■ Information provided ■

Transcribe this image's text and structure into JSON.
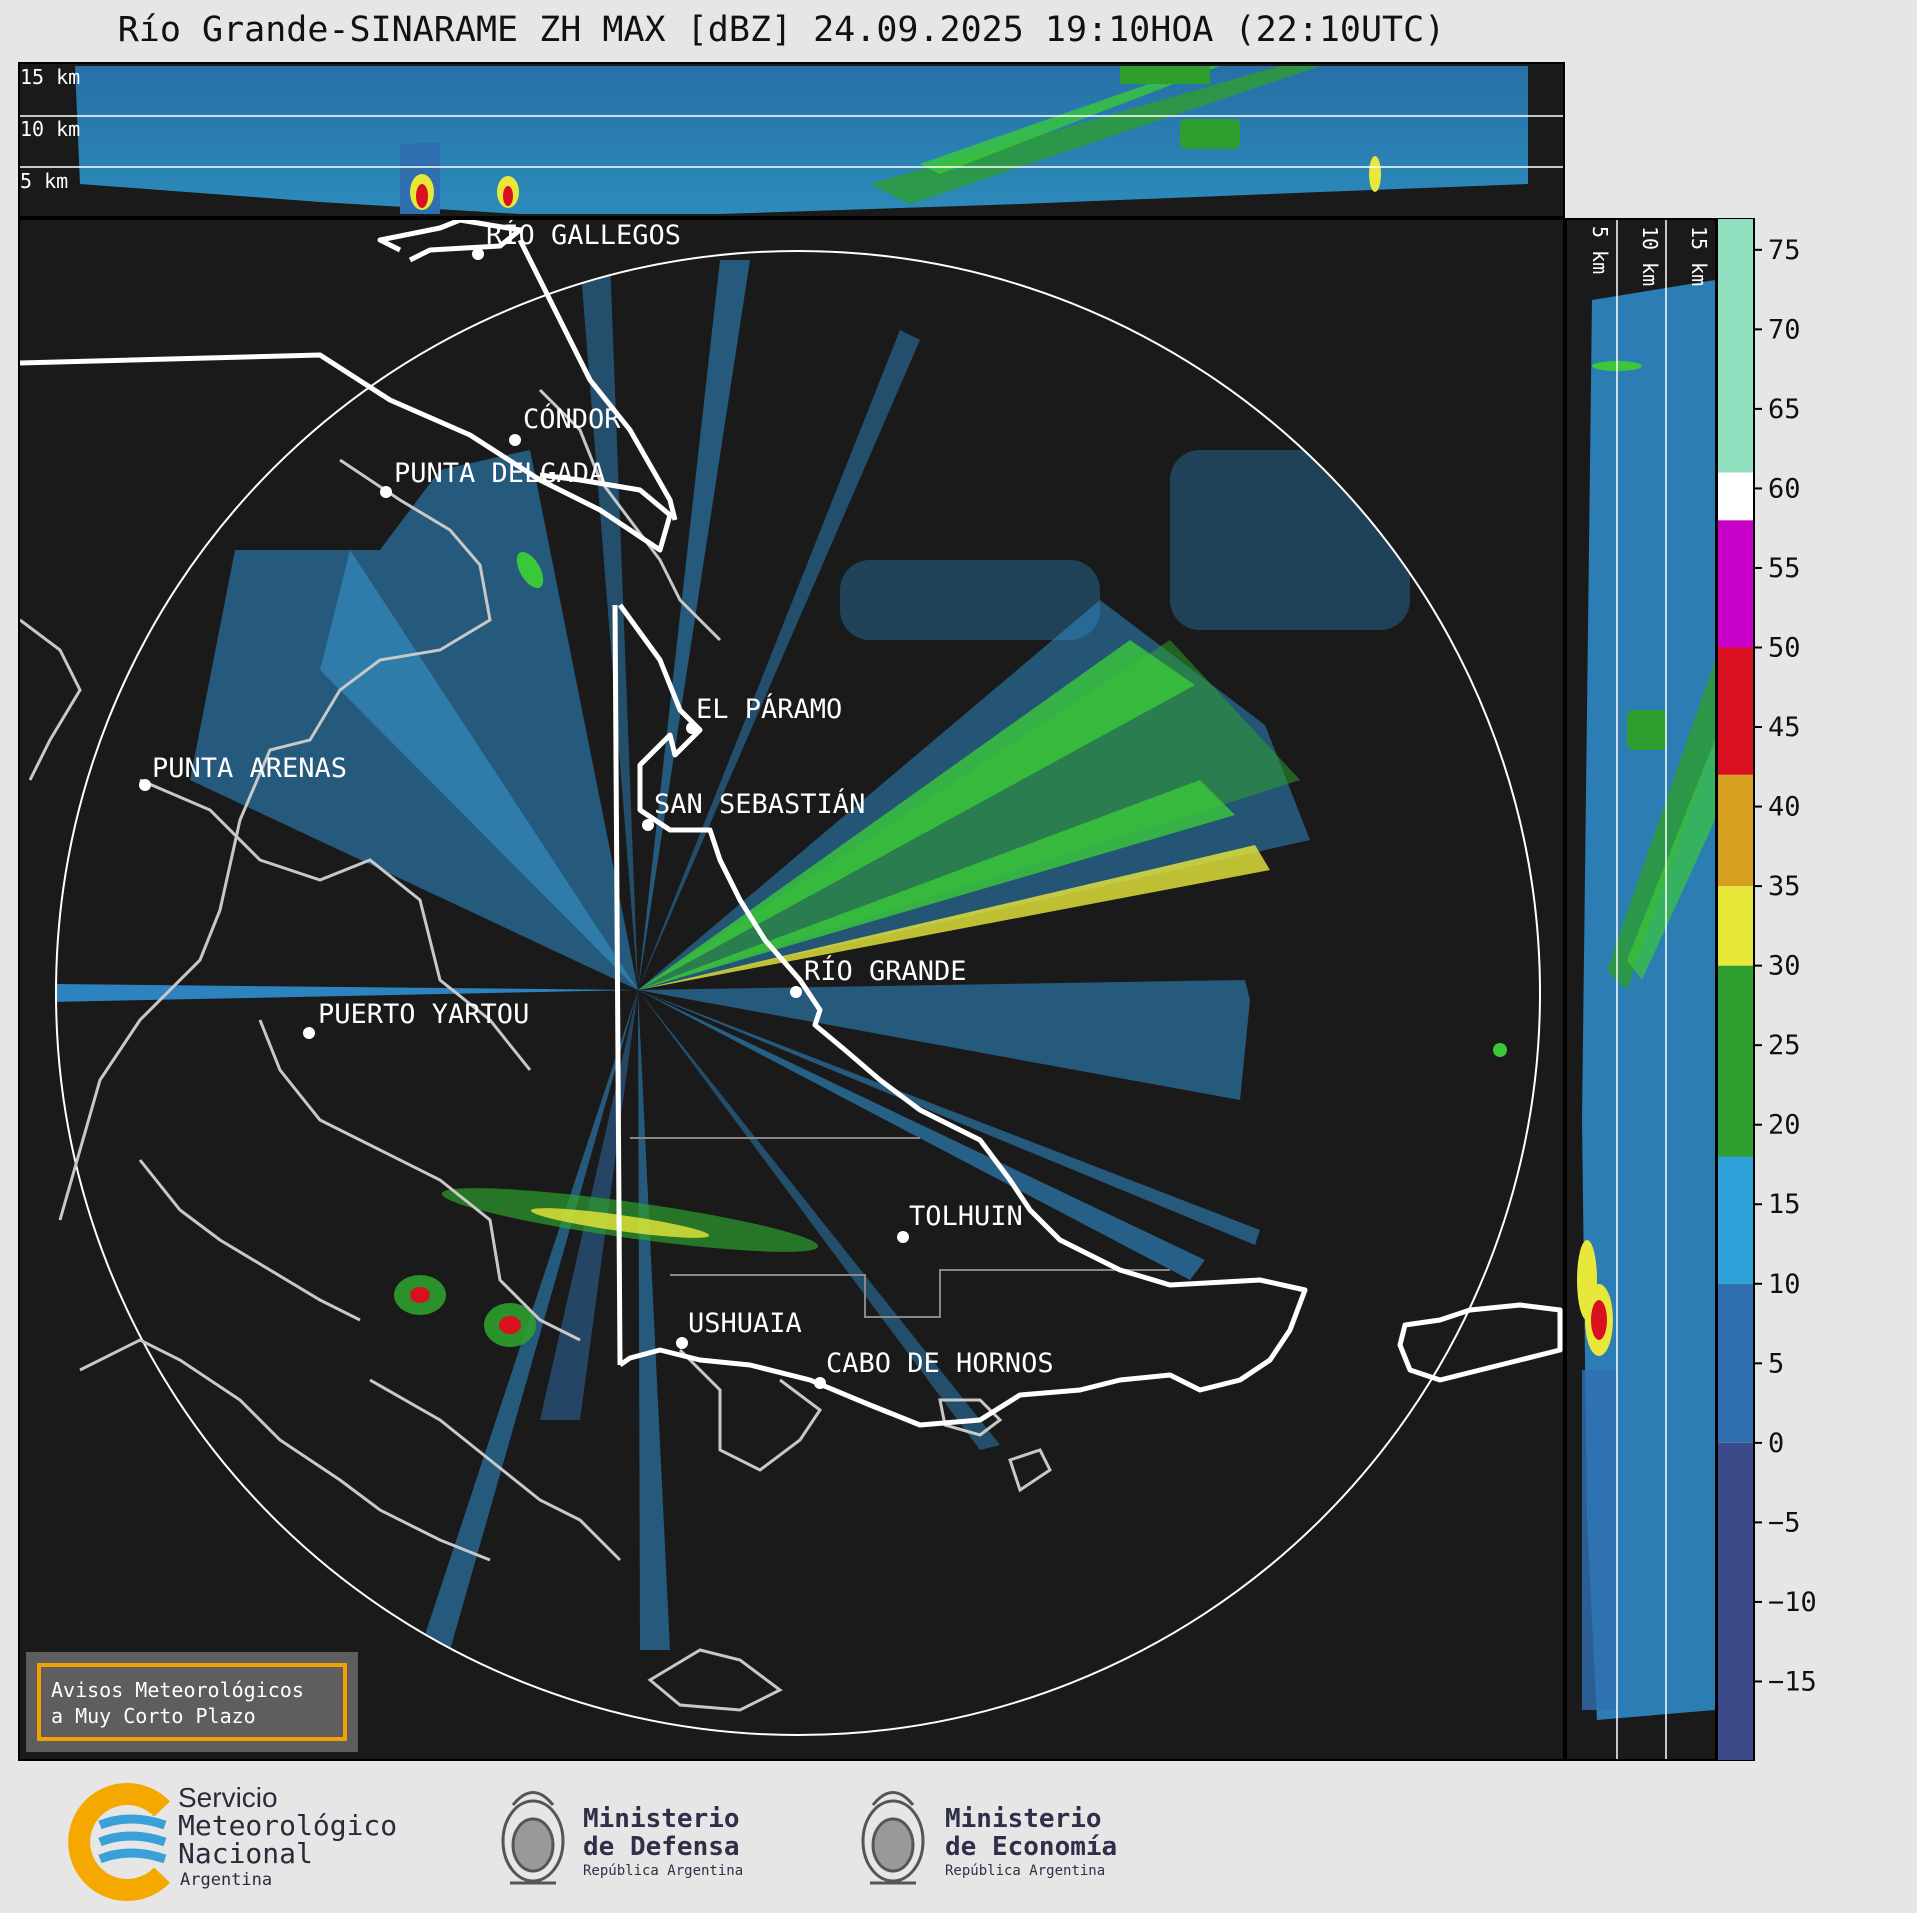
{
  "title": "Río Grande-SINARAME ZH MAX [dBZ] 24.09.2025 19:10HOA (22:10UTC)",
  "top_panel": {
    "height_labels": [
      "15 km",
      "10 km",
      "5 km"
    ]
  },
  "right_panel": {
    "height_labels": [
      "5 km",
      "10 km",
      "15 km"
    ]
  },
  "places": [
    {
      "name": "RÍO GALLEGOS"
    },
    {
      "name": "CÓNDOR"
    },
    {
      "name": "PUNTA DELGADA"
    },
    {
      "name": "EL PÁRAMO"
    },
    {
      "name": "SAN SEBASTIÁN"
    },
    {
      "name": "PUNTA ARENAS"
    },
    {
      "name": "RÍO GRANDE"
    },
    {
      "name": "PUERTO YARTOU"
    },
    {
      "name": "TOLHUIN"
    },
    {
      "name": "USHUAIA"
    },
    {
      "name": "CABO DE HORNOS"
    }
  ],
  "colorbar": {
    "unit": "dBZ",
    "range": [
      -20,
      77
    ],
    "ticks": [
      "75",
      "70",
      "65",
      "60",
      "55",
      "50",
      "45",
      "40",
      "35",
      "30",
      "25",
      "20",
      "15",
      "10",
      "5",
      "0",
      "−5",
      "−10",
      "−15"
    ],
    "tick_values": [
      75,
      70,
      65,
      60,
      55,
      50,
      45,
      40,
      35,
      30,
      25,
      20,
      15,
      10,
      5,
      0,
      -5,
      -10,
      -15
    ],
    "bands": [
      {
        "from": -20,
        "to": 0,
        "color": "#3d4a8a"
      },
      {
        "from": 0,
        "to": 10,
        "color": "#2f6fb0"
      },
      {
        "from": 10,
        "to": 18,
        "color": "#2fa0d8"
      },
      {
        "from": 18,
        "to": 30,
        "color": "#2e9e2e"
      },
      {
        "from": 30,
        "to": 35,
        "color": "#e8e83a"
      },
      {
        "from": 35,
        "to": 42,
        "color": "#d8a020"
      },
      {
        "from": 42,
        "to": 50,
        "color": "#d81020"
      },
      {
        "from": 50,
        "to": 58,
        "color": "#c800c8"
      },
      {
        "from": 58,
        "to": 61,
        "color": "#ffffff"
      },
      {
        "from": 61,
        "to": 77,
        "color": "#90e0c0"
      }
    ]
  },
  "notice": {
    "line1": "Avisos Meteorológicos",
    "line2": "a Muy Corto Plazo"
  },
  "logos": {
    "smn": {
      "line1": "Servicio",
      "line2": "Meteorológico",
      "line3": "Nacional",
      "line4": "Argentina"
    },
    "defensa": {
      "line1": "Ministerio",
      "line2": "de Defensa",
      "line3": "República Argentina"
    },
    "economia": {
      "line1": "Ministerio",
      "line2": "de Economía",
      "line3": "República Argentina"
    }
  },
  "colors": {
    "background": "#1a1a1a",
    "echo_weak": "#2f8fd0",
    "echo_moderate": "#3ac83a",
    "echo_strong": "#e8e83a",
    "echo_intense": "#d81020",
    "smn_orange": "#f5a800",
    "smn_blue": "#3aa0d8"
  }
}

■ Your goal ■
Pick out lines containing the word "from", each one as written.

■ Full solution ■
        "from": -20,
        "from": 0,
        "from": 10,
        "from": 18,
        "from": 30,
        "from": 35,
        "from": 42,
        "from": 50,
        "from": 58,
        "from": 61,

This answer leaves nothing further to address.